## Travail à faire:
- A) Indiquez si chacun des énoncés suivants est conforme au texte sur les yangban, en répondant par oui ou par non et en citant les mots décisifs du texte. (i) Les yangban formaient une classe sociale présente en Corée jusqu'en 1910. (ii) Cette classe se composait de femmes instruites selon l'idéal confucéen. (iii) Le terme munban désigne l'enseignement martial.
- B) Rédigez la suite du texte sur les yangban en reprenant après sa dernière phrase.

## Extrait du texte:
• • • •

Yangban

Un article de Wikipédia, l'encyclopédie libre.
Aller à : navigation, rechercher
Deux Yangban jouent au Janggi, une sorte d'échecs est-asiatique qui ressemble beaucoup au Shogi du Japon. Celui à gauche fume une cigarette coréenne.

Les yangban (양반, 両班) étaient une classe sociale que l'on voyait en Corée jusqu'en 1910. Elle était constituée d'hommes éduqués selon l'idéal confucéen. Le mot yangban (littéralement : les deux classes) réfère aux deux enseignements professés aux yangban en devenir: l'enseignement littéraire (munban) et l'enseignement martial (muban).

• • • •

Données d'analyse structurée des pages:
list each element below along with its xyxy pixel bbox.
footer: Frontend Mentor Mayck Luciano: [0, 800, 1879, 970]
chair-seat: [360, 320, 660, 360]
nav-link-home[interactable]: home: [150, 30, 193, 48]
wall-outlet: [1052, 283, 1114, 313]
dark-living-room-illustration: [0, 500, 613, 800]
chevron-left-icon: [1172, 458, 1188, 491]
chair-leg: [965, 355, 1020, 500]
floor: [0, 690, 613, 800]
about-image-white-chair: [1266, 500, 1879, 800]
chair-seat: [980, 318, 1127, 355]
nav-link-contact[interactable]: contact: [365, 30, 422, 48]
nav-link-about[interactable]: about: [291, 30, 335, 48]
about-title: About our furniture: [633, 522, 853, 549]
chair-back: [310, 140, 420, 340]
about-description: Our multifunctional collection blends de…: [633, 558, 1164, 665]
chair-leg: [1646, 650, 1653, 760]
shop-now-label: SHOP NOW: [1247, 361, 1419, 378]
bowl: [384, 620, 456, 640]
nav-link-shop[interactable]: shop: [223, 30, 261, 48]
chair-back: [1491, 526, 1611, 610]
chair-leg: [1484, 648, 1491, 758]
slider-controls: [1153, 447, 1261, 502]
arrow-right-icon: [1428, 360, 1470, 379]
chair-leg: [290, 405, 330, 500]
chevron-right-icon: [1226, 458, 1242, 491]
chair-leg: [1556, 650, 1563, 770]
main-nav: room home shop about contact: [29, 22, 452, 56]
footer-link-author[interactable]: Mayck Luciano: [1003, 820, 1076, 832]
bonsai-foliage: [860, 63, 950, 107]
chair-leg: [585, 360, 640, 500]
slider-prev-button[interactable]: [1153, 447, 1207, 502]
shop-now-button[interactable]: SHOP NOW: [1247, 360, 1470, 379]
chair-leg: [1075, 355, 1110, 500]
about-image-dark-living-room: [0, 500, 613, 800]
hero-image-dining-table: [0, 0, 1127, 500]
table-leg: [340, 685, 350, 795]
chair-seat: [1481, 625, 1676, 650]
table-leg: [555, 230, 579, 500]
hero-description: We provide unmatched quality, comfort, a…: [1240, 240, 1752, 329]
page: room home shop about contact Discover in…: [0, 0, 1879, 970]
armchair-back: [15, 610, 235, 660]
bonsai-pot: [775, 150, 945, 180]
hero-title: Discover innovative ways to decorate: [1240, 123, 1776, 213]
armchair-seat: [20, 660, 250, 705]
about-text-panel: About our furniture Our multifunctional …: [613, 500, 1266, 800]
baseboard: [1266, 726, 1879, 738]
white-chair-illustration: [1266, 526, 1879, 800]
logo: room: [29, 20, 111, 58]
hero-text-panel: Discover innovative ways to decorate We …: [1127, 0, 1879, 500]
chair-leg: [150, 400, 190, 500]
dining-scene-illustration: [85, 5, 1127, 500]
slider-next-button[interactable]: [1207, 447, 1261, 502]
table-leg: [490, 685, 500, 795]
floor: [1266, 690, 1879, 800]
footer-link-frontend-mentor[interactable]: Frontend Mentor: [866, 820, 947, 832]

• • • •

## Réponses successives:
- A)
(i) Oui : « une classe sociale que l'on voyait en Corée jusqu'en 1910 ».
(ii) Non : « Elle était constituée d'hommes éduqués selon l'idéal confucéen ».
(iii) Non : « l'enseignement littéraire (munban) et l'enseignement martial (muban) ».

- B)
Histoire[modifier | modifier le code]

Les yangban étaient l'équivalent, dans la dynastie Chosŏn (1392-1910), des anciens nobles Koryŏ ayant reçu les enseignements confucéens et bouddhistes. La succession des généraux Yi durant la dynastie Chosŏn et les nombreuses luttes de factions ayant marqué cette époque laissaient un besoin d'installer une administration mieux organisée dans toute la Corée, et une nécessité de créer un nouvel ordre de fonctionnaires, plus instruits, élevés par un système d'éducation nouveau qui voit le jour sous la dynastie Song, le système d'examination de service civil. Les yangban furent en fait inspirés par le modèle de la bureaucratie chinoise durant la dynastie Song.

Un individu pouvait devenir yangban en réussissant les concours, ses résultats déterminant son rang dans l'administration. Mais en pratique, c'était surtout les gens nantis, ou qui connaissaient les personnages influents, qui pouvaient espérer être reçu dans l'administration. Vers la fin de la dynastie Chosŏn, les tests étaient même dirigés de manière à favoriser les fils de familles aisées et les fils de yangban.

Les yangban ont dominé la cour royale et militaire durant avant l'époque contemporaine de la Corée. Ils étaient souvent exemptés de certains impôts et pouvaient se soustraire à certaines lois.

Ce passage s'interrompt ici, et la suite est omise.